What you are asked to do - Return each entry exactly, omitting nothing.

Data to use -
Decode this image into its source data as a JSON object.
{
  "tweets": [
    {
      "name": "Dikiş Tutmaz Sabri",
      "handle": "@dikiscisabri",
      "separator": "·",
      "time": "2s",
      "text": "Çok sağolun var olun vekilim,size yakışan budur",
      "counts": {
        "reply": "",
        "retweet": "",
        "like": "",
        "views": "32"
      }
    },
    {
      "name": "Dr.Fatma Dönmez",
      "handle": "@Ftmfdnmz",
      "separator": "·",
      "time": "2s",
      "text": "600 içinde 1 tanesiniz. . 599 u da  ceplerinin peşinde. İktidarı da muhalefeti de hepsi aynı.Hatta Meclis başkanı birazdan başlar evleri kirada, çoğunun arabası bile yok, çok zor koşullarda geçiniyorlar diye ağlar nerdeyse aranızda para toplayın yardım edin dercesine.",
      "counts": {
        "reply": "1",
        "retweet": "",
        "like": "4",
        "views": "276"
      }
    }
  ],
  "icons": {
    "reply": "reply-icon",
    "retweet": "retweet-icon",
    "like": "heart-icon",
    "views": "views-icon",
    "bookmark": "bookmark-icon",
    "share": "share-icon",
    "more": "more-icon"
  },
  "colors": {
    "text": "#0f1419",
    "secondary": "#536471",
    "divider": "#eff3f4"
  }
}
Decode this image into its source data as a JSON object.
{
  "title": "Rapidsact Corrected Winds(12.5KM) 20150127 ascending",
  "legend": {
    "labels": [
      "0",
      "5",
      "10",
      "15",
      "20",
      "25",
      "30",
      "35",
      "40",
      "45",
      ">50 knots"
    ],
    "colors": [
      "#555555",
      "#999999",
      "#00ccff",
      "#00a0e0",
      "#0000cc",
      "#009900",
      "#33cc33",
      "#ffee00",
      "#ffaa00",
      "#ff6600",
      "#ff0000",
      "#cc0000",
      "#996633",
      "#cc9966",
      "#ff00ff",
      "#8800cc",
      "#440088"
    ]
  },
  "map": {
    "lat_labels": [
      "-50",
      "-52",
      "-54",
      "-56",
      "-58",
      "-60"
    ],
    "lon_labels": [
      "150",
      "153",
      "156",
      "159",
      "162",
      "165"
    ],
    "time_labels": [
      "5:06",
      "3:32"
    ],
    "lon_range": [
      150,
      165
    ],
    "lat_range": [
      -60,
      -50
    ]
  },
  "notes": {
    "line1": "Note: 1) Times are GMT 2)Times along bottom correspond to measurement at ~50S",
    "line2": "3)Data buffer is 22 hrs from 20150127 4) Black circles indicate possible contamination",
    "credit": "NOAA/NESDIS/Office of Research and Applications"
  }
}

Output -
Decode this image into its source data as a JSON object.
{
  "tweets": [
    {
      "name": "Dikiş Tutmaz Sabri",
      "handle": "@dikiscisabri",
      "separator": "·",
      "time": "2s",
      "text": "Çok sağolun var olun vekilim,size yakışan budur",
      "counts": {
        "reply": "",
        "retweet": "",
        "like": "",
        "views": "32"
      }
    },
    {
      "name": "Dr.Fatma Dönmez",
      "handle": "@Ftmfdnmz",
      "separator": "·",
      "time": "2s",
      "text": "600 içinde 1 tanesiniz. . 599 u da  ceplerinin peşinde. İktidarı da muhalefeti de hepsi aynı.Hatta Meclis başkanı birazdan başlar evleri kirada, çoğunun arabası bile yok, çok zor koşullarda geçiniyorlar diye ağlar nerdeyse aranızda para toplayın yardım edin dercesine.",
      "counts": {
        "reply": "1",
        "retweet": "",
        "like": "4",
        "views": "276"
      }
    }
  ],
  "icons": {
    "reply": "reply-icon",
    "retweet": "retweet-icon",
    "like": "heart-icon",
    "views": "views-icon",
    "bookmark": "bookmark-icon",
    "share": "share-icon",
    "more": "more-icon"
  },
  "colors": {
    "text": "#0f1419",
    "secondary": "#536471",
    "divider": "#eff3f4"
  }
}
Decode this image into its source data as a JSON object.
{
  "title": "Rapidsact Corrected Winds(12.5KM) 20150127 ascending",
  "legend": {
    "labels": [
      "0",
      "5",
      "10",
      "15",
      "20",
      "25",
      "30",
      "35",
      "40",
      "45",
      ">50 knots"
    ],
    "colors": [
      "#555555",
      "#999999",
      "#00ccff",
      "#00a0e0",
      "#0000cc",
      "#009900",
      "#33cc33",
      "#ffee00",
      "#ffaa00",
      "#ff6600",
      "#ff0000",
      "#cc0000",
      "#996633",
      "#cc9966",
      "#ff00ff",
      "#8800cc",
      "#440088"
    ]
  },
  "map": {
    "lat_labels": [
      "-50",
      "-52",
      "-54",
      "-56",
      "-58",
      "-60"
    ],
    "lon_labels": [
      "150",
      "153",
      "156",
      "159",
      "162",
      "165"
    ],
    "time_labels": [
      "5:06",
      "3:32"
    ],
    "lon_range": [
      150,
      165
    ],
    "lat_range": [
      -60,
      -50
    ]
  },
  "notes": {
    "line1": "Note: 1) Times are GMT 2)Times along bottom correspond to measurement at ~50S",
    "line2": "3)Data buffer is 22 hrs from 20150127 4) Black circles indicate possible contamination",
    "credit": "NOAA/NESDIS/Office of Research and Applications"
  }
}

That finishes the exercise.